● **Stated exercise**: Without the images, write out all of the following entries exactly.

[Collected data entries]
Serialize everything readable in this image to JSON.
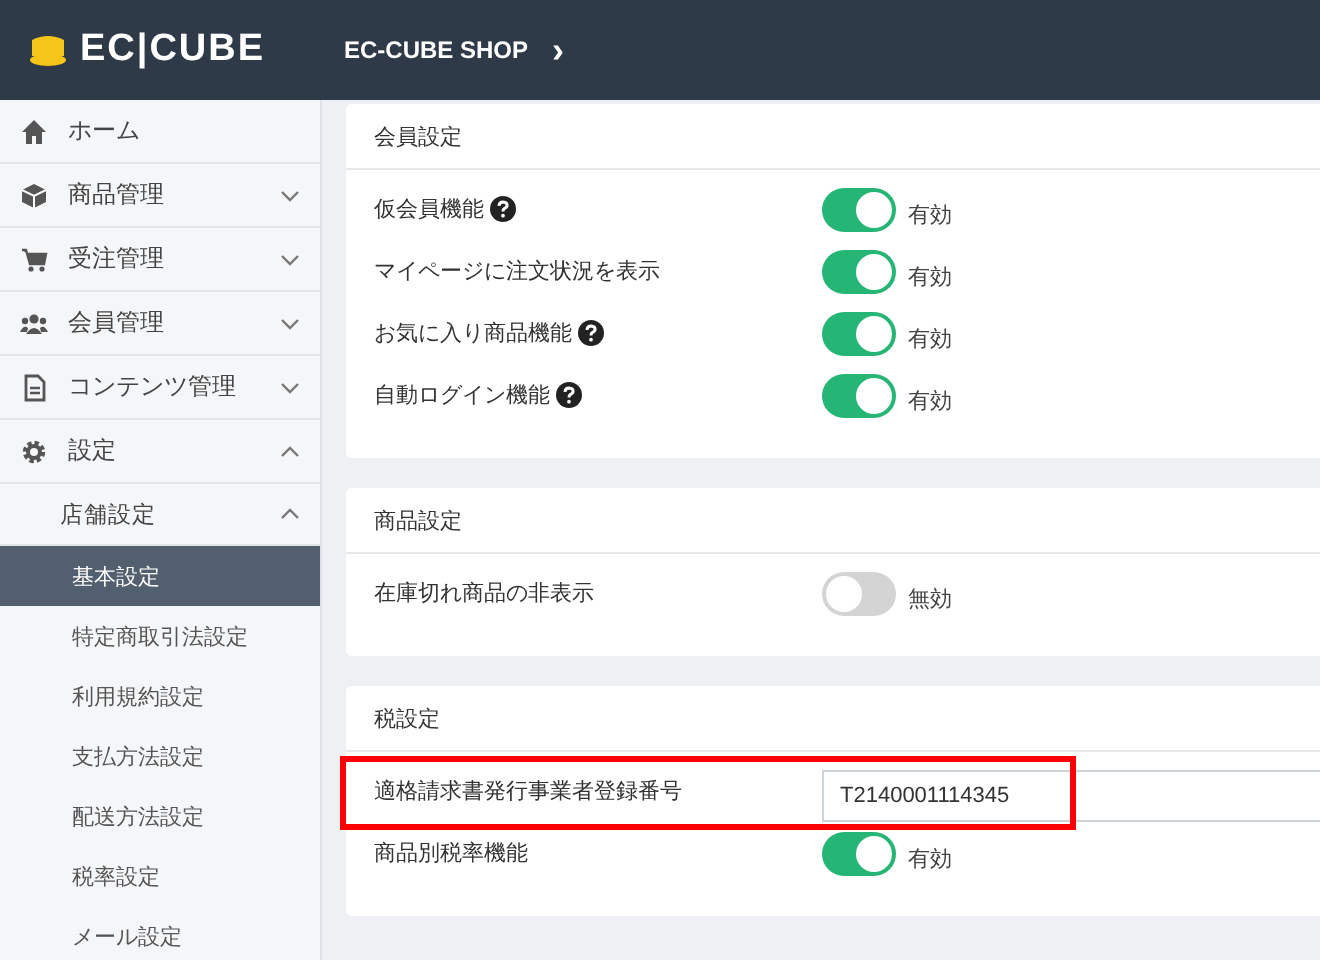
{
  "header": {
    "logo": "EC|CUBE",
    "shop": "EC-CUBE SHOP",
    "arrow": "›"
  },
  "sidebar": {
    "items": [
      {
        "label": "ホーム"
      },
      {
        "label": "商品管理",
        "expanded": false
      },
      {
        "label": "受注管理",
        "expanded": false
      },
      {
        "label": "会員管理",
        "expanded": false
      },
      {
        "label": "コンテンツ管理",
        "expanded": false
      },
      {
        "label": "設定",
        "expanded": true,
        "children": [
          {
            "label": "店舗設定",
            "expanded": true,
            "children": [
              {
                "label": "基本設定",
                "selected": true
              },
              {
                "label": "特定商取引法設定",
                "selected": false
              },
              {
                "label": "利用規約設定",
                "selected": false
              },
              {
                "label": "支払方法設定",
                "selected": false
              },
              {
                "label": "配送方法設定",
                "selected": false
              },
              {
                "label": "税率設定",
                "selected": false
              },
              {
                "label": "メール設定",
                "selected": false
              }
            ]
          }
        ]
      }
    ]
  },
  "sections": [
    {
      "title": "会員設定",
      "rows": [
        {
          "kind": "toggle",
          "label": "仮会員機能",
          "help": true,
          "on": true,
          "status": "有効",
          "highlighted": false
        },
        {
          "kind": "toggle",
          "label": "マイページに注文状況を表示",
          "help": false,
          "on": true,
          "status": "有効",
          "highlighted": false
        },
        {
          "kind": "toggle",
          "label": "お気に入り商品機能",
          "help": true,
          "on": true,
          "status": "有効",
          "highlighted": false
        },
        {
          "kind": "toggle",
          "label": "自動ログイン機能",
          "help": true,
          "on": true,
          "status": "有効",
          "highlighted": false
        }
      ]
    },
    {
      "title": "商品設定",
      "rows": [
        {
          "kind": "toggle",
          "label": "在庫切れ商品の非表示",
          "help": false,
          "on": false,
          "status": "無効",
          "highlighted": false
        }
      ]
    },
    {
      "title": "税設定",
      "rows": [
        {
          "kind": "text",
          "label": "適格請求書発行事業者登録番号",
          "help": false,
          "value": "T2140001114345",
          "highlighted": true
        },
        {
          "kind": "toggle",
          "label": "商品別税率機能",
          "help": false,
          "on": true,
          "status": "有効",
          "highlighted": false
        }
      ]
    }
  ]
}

● **Exercise answer**:
Serialize everything readable in this image to JSON.
{
  "header": {
    "logo": "EC|CUBE",
    "shop": "EC-CUBE SHOP",
    "arrow": "›"
  },
  "sidebar": {
    "items": [
      {
        "label": "ホーム"
      },
      {
        "label": "商品管理",
        "expanded": false
      },
      {
        "label": "受注管理",
        "expanded": false
      },
      {
        "label": "会員管理",
        "expanded": false
      },
      {
        "label": "コンテンツ管理",
        "expanded": false
      },
      {
        "label": "設定",
        "expanded": true,
        "children": [
          {
            "label": "店舗設定",
            "expanded": true,
            "children": [
              {
                "label": "基本設定",
                "selected": true
              },
              {
                "label": "特定商取引法設定",
                "selected": false
              },
              {
                "label": "利用規約設定",
                "selected": false
              },
              {
                "label": "支払方法設定",
                "selected": false
              },
              {
                "label": "配送方法設定",
                "selected": false
              },
              {
                "label": "税率設定",
                "selected": false
              },
              {
                "label": "メール設定",
                "selected": false
              }
            ]
          }
        ]
      }
    ]
  },
  "sections": [
    {
      "title": "会員設定",
      "rows": [
        {
          "kind": "toggle",
          "label": "仮会員機能",
          "help": true,
          "on": true,
          "status": "有効",
          "highlighted": false
        },
        {
          "kind": "toggle",
          "label": "マイページに注文状況を表示",
          "help": false,
          "on": true,
          "status": "有効",
          "highlighted": false
        },
        {
          "kind": "toggle",
          "label": "お気に入り商品機能",
          "help": true,
          "on": true,
          "status": "有効",
          "highlighted": false
        },
        {
          "kind": "toggle",
          "label": "自動ログイン機能",
          "help": true,
          "on": true,
          "status": "有効",
          "highlighted": false
        }
      ]
    },
    {
      "title": "商品設定",
      "rows": [
        {
          "kind": "toggle",
          "label": "在庫切れ商品の非表示",
          "help": false,
          "on": false,
          "status": "無効",
          "highlighted": false
        }
      ]
    },
    {
      "title": "税設定",
      "rows": [
        {
          "kind": "text",
          "label": "適格請求書発行事業者登録番号",
          "help": false,
          "value": "T2140001114345",
          "highlighted": true
        },
        {
          "kind": "toggle",
          "label": "商品別税率機能",
          "help": false,
          "on": true,
          "status": "有効",
          "highlighted": false
        }
      ]
    }
  ]
}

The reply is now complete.